■ **Problem requirements**
Please transcribe word for word the part of the shareholders' meeting notice below, starting with "BY ORDER OF" and going on through "FARM FISH,INC.".

■ **Document segment**
FARM FISH, INC.
P. O. BOX 23109
JACKSON, MISSISSIPPI 39225-3109
NOTICE OF
1996 ANNUAL SHAREHOLDERS' MEETING
TO THE STOCKHOLDERS:
Notice is hereby given that the 1996 Annual Meeting of Shareholders (the
"Meeting") of Farm Fish, Inc. ("Farm Fish") will be held at Farm Fish offices,
100 West Woodrow Wilson Drive, Jackson, Mississippi at 10:00 a.m., Jackson
time, on Wednesday, May 22, 1996, for the following purposes:
1. To elect four (4) directors to serve until the next Annual Meeting of
Shareholders and until their successors are elected and qualified;
2. To ratify the appointment of Ernst & Young LLP as independent public
accountants for the fiscal year ending December 31, 1996; and
3. To consider and take action upon such other matters as may properly come
before the Meeting or any adjournment thereof.
Only shareholders of record at the close of business on April 11, 1996, are
entitled to notice of and to vote at the Meeting or any adjournment thereof.
BY ORDER OF THE BOARD OF DIRECTORS,
Charles E. Horne
Secretary
Jackson, Mississippi
April 18, 1996
SHAREHOLDERS ARE URGED TO VOTE BY SIGNING, DATING AND RETURNING THE ENCLOSED
PROXY IN THE ENCLOSED ENVELOPE TO WHICH NO POSTAGE NEED BE AFFIXED IF MAILED
IN THE UNITED STATES
FARM FISH,INC.

■ **Given information**
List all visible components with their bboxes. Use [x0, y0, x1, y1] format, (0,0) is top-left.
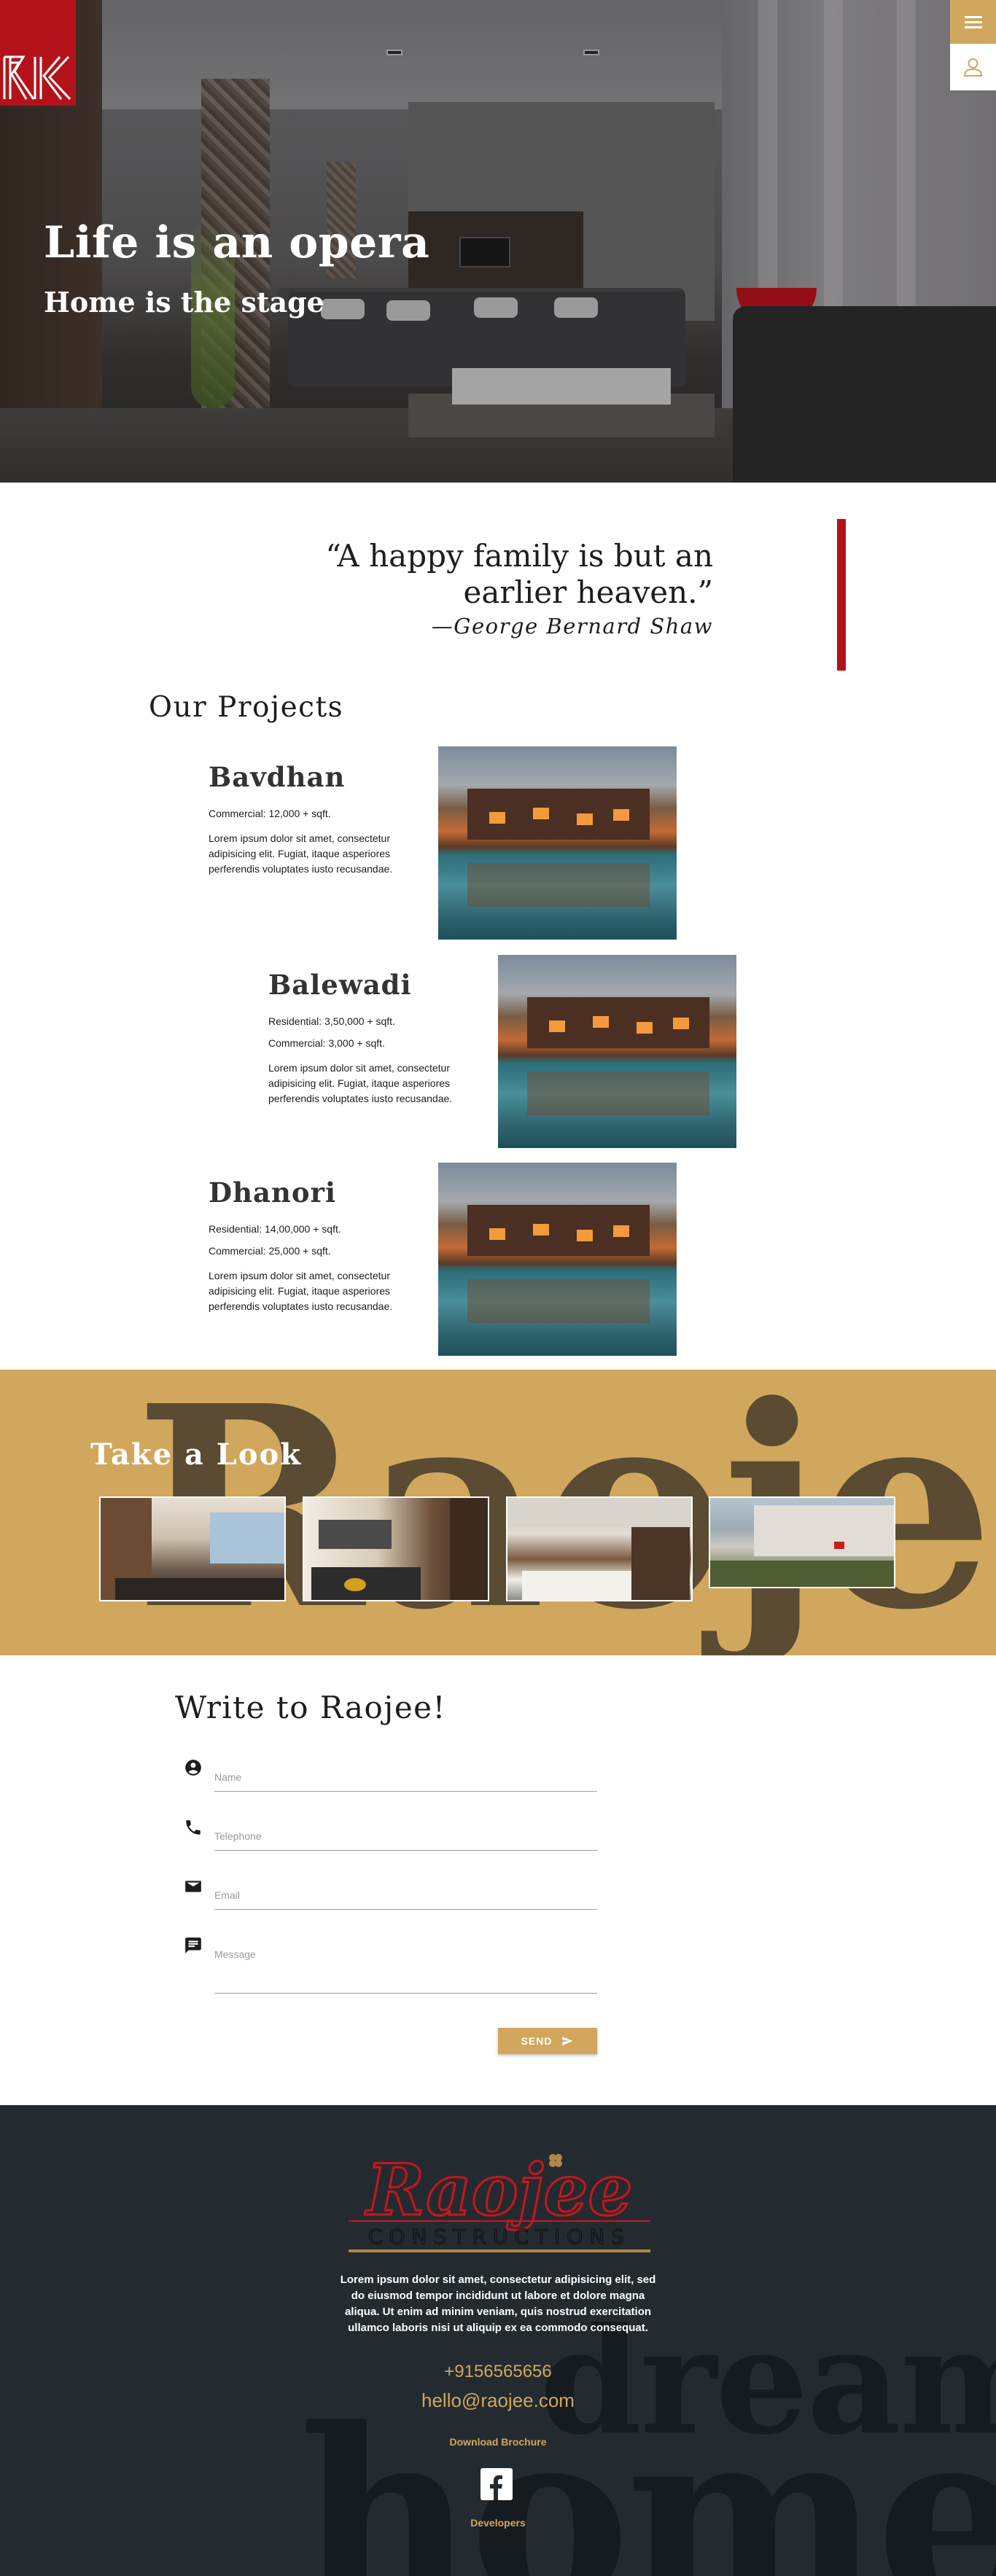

■ **The output**
BY ORDER OF THE BOARD OF DIRECTORS,
Charles E. Horne
Secretary
Jackson, Mississippi
April 18, 1996
SHAREHOLDERS ARE URGED TO VOTE BY SIGNING, DATING AND RETURNING THE ENCLOSED
PROXY IN THE ENCLOSED ENVELOPE TO WHICH NO POSTAGE NEED BE AFFIXED IF MAILED
IN THE UNITED STATES
FARM FISH,INC.